### WORK REQUIRED
Faithfully return all lines, omitting every embedded picture.

----- DATASET -----

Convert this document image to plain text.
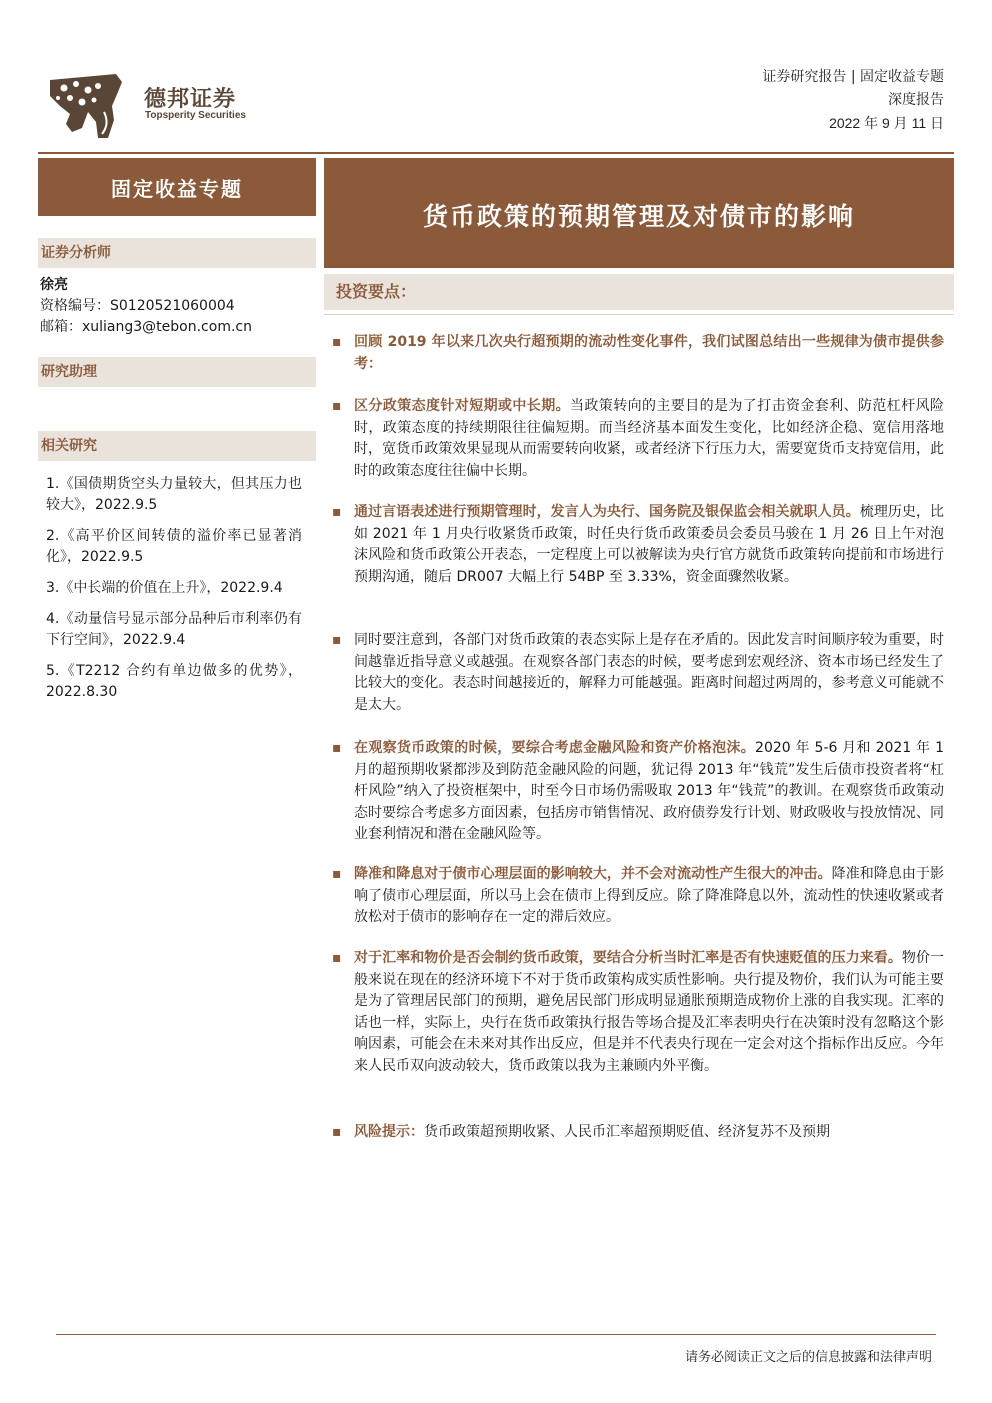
德邦证券
Topsperity Securities
证券研究报告 | 固定收益专题
深度报告
2022 年 9 月 11 日
固定收益专题
证券分析师
徐亮
资格编号：S0120521060004
邮箱：xuliang3@tebon.com.cn
研究助理
相关研究
1.《国债期货空头力量较大，但其压力也较大》，2022.9.5
2.《高平价区间转债的溢价率已显著消化》，2022.9.5
3.《中长端的价值在上升》，2022.9.4
4.《动量信号显示部分品种后市利率仍有下行空间》，2022.9.4
5.《T2212 合约有单边做多的优势》，2022.8.30
货币政策的预期管理及对债市的影响
投资要点：
▪ 回顾 2019 年以来几次央行超预期的流动性变化事件，我们试图总结出一些规律为债市提供参考：
▪ 区分政策态度针对短期或中长期。当政策转向的主要目的是为了打击资金套利、防范杠杆风险时，政策态度的持续期限往往偏短期。而当经济基本面发生变化，比如经济企稳、宽信用落地时，宽货币政策效果显现从而需要转向收紧，或者经济下行压力大，需要宽货币支持宽信用，此时的政策态度往往偏中长期。
▪ 通过言语表述进行预期管理时，发言人为央行、国务院及银保监会相关就职人员。梳理历史，比如 2021 年 1 月央行收紧货币政策，时任央行货币政策委员会委员马骏在 1 月 26 日上午对泡沫风险和货币政策公开表态，一定程度上可以被解读为央行官方就货币政策转向提前和市场进行预期沟通，随后 DR007 大幅上行 54BP 至 3.33%，资金面骤然收紧。
▪ 同时要注意到，各部门对货币政策的表态实际上是存在矛盾的。因此发言时间顺序较为重要，时间越靠近指导意义或越强。在观察各部门表态的时候，要考虑到宏观经济、资本市场已经发生了比较大的变化。表态时间越接近的，解释力可能越强。距离时间超过两周的，参考意义可能就不是太大。
▪ 在观察货币政策的时候，要综合考虑金融风险和资产价格泡沫。2020 年 5-6 月和 2021 年 1 月的超预期收紧都涉及到防范金融风险的问题，犹记得 2013 年“钱荒”发生后债市投资者将“杠杆风险”纳入了投资框架中，时至今日市场仍需吸取 2013 年“钱荒”的教训。在观察货币政策动态时要综合考虑多方面因素，包括房市销售情况、政府债券发行计划、财政吸收与投放情况、同业套利情况和潜在金融风险等。
▪ 降准和降息对于债市心理层面的影响较大，并不会对流动性产生很大的冲击。降准和降息由于影响了债市心理层面，所以马上会在债市上得到反应。除了降准降息以外，流动性的快速收紧或者放松对于债市的影响存在一定的滞后效应。
▪ 对于汇率和物价是否会制约货币政策，要结合分析当时汇率是否有快速贬值的压力来看。物价一般来说在现在的经济环境下不对于货币政策构成实质性影响。央行提及物价，我们认为可能主要是为了管理居民部门的预期，避免居民部门形成明显通胀预期造成物价上涨的自我实现。汇率的话也一样，实际上，央行在货币政策执行报告等场合提及汇率表明央行在决策时没有忽略这个影响因素，可能会在未来对其作出反应，但是并不代表央行现在一定会对这个指标作出反应。今年来人民币双向波动较大，货币政策以我为主兼顾内外平衡。
▪ 风险提示：货币政策超预期收紧、人民币汇率超预期贬值、经济复苏不及预期
请务必阅读正文之后的信息披露和法律声明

-----

### SOLUTION
Convert this document image to plain text.
德邦证券
Topsperity Securities
证券研究报告 | 固定收益专题
深度报告
2022 年 9 月 11 日
固定收益专题
证券分析师
徐亮
资格编号：S0120521060004
邮箱：xuliang3@tebon.com.cn
研究助理
相关研究
1.《国债期货空头力量较大，但其压力也较大》，2022.9.5
2.《高平价区间转债的溢价率已显著消化》，2022.9.5
3.《中长端的价值在上升》，2022.9.4
4.《动量信号显示部分品种后市利率仍有下行空间》，2022.9.4
5.《T2212 合约有单边做多的优势》，2022.8.30
货币政策的预期管理及对债市的影响
投资要点：
▪ 回顾 2019 年以来几次央行超预期的流动性变化事件，我们试图总结出一些规律为债市提供参考：
▪ 区分政策态度针对短期或中长期。当政策转向的主要目的是为了打击资金套利、防范杠杆风险时，政策态度的持续期限往往偏短期。而当经济基本面发生变化，比如经济企稳、宽信用落地时，宽货币政策效果显现从而需要转向收紧，或者经济下行压力大，需要宽货币支持宽信用，此时的政策态度往往偏中长期。
▪ 通过言语表述进行预期管理时，发言人为央行、国务院及银保监会相关就职人员。梳理历史，比如 2021 年 1 月央行收紧货币政策，时任央行货币政策委员会委员马骏在 1 月 26 日上午对泡沫风险和货币政策公开表态，一定程度上可以被解读为央行官方就货币政策转向提前和市场进行预期沟通，随后 DR007 大幅上行 54BP 至 3.33%，资金面骤然收紧。
▪ 同时要注意到，各部门对货币政策的表态实际上是存在矛盾的。因此发言时间顺序较为重要，时间越靠近指导意义或越强。在观察各部门表态的时候，要考虑到宏观经济、资本市场已经发生了比较大的变化。表态时间越接近的，解释力可能越强。距离时间超过两周的，参考意义可能就不是太大。
▪ 在观察货币政策的时候，要综合考虑金融风险和资产价格泡沫。2020 年 5-6 月和 2021 年 1 月的超预期收紧都涉及到防范金融风险的问题，犹记得 2013 年“钱荒”发生后债市投资者将“杠杆风险”纳入了投资框架中，时至今日市场仍需吸取 2013 年“钱荒”的教训。在观察货币政策动态时要综合考虑多方面因素，包括房市销售情况、政府债券发行计划、财政吸收与投放情况、同业套利情况和潜在金融风险等。
▪ 降准和降息对于债市心理层面的影响较大，并不会对流动性产生很大的冲击。降准和降息由于影响了债市心理层面，所以马上会在债市上得到反应。除了降准降息以外，流动性的快速收紧或者放松对于债市的影响存在一定的滞后效应。
▪ 对于汇率和物价是否会制约货币政策，要结合分析当时汇率是否有快速贬值的压力来看。物价一般来说在现在的经济环境下不对于货币政策构成实质性影响。央行提及物价，我们认为可能主要是为了管理居民部门的预期，避免居民部门形成明显通胀预期造成物价上涨的自我实现。汇率的话也一样，实际上，央行在货币政策执行报告等场合提及汇率表明央行在决策时没有忽略这个影响因素，可能会在未来对其作出反应，但是并不代表央行现在一定会对这个指标作出反应。今年来人民币双向波动较大，货币政策以我为主兼顾内外平衡。
▪ 风险提示：货币政策超预期收紧、人民币汇率超预期贬值、经济复苏不及预期
请务必阅读正文之后的信息披露和法律声明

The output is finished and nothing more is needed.